Every entry that follows needs to be repeated exactly.

Records that describe figures
------
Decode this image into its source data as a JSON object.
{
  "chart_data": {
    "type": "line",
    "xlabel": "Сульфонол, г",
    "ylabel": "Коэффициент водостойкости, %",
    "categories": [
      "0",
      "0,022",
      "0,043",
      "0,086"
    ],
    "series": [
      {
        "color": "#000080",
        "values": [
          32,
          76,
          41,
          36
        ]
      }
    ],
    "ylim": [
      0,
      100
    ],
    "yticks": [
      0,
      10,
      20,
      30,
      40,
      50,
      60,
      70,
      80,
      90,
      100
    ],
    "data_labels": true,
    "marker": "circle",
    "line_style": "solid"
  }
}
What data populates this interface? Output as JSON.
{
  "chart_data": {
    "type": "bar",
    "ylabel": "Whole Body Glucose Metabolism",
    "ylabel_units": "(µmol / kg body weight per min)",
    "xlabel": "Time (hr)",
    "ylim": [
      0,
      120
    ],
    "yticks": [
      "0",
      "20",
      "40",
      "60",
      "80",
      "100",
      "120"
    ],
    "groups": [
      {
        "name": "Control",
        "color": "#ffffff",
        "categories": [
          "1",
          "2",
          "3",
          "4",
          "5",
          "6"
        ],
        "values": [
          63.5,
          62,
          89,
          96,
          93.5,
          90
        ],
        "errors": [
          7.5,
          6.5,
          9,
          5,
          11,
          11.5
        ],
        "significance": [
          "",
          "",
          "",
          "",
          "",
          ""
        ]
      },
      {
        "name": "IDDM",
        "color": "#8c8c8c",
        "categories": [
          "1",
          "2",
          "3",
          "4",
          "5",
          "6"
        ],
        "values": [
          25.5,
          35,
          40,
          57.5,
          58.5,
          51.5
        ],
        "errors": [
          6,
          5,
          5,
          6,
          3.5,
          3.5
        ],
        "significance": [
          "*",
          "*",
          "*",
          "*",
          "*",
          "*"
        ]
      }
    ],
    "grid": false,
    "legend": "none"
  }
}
------
Response below:
Decode this image into its source data as a JSON object.
{
  "chart_data": {
    "type": "line",
    "xlabel": "Сульфонол, г",
    "ylabel": "Коэффициент водостойкости, %",
    "categories": [
      "0",
      "0,022",
      "0,043",
      "0,086"
    ],
    "series": [
      {
        "color": "#000080",
        "values": [
          32,
          76,
          41,
          36
        ]
      }
    ],
    "ylim": [
      0,
      100
    ],
    "yticks": [
      0,
      10,
      20,
      30,
      40,
      50,
      60,
      70,
      80,
      90,
      100
    ],
    "data_labels": true,
    "marker": "circle",
    "line_style": "solid"
  }
}
What data populates this interface? Output as JSON.
{
  "chart_data": {
    "type": "bar",
    "ylabel": "Whole Body Glucose Metabolism",
    "ylabel_units": "(µmol / kg body weight per min)",
    "xlabel": "Time (hr)",
    "ylim": [
      0,
      120
    ],
    "yticks": [
      "0",
      "20",
      "40",
      "60",
      "80",
      "100",
      "120"
    ],
    "groups": [
      {
        "name": "Control",
        "color": "#ffffff",
        "categories": [
          "1",
          "2",
          "3",
          "4",
          "5",
          "6"
        ],
        "values": [
          63.5,
          62,
          89,
          96,
          93.5,
          90
        ],
        "errors": [
          7.5,
          6.5,
          9,
          5,
          11,
          11.5
        ],
        "significance": [
          "",
          "",
          "",
          "",
          "",
          ""
        ]
      },
      {
        "name": "IDDM",
        "color": "#8c8c8c",
        "categories": [
          "1",
          "2",
          "3",
          "4",
          "5",
          "6"
        ],
        "values": [
          25.5,
          35,
          40,
          57.5,
          58.5,
          51.5
        ],
        "errors": [
          6,
          5,
          5,
          6,
          3.5,
          3.5
        ],
        "significance": [
          "*",
          "*",
          "*",
          "*",
          "*",
          "*"
        ]
      }
    ],
    "grid": false,
    "legend": "none"
  }
}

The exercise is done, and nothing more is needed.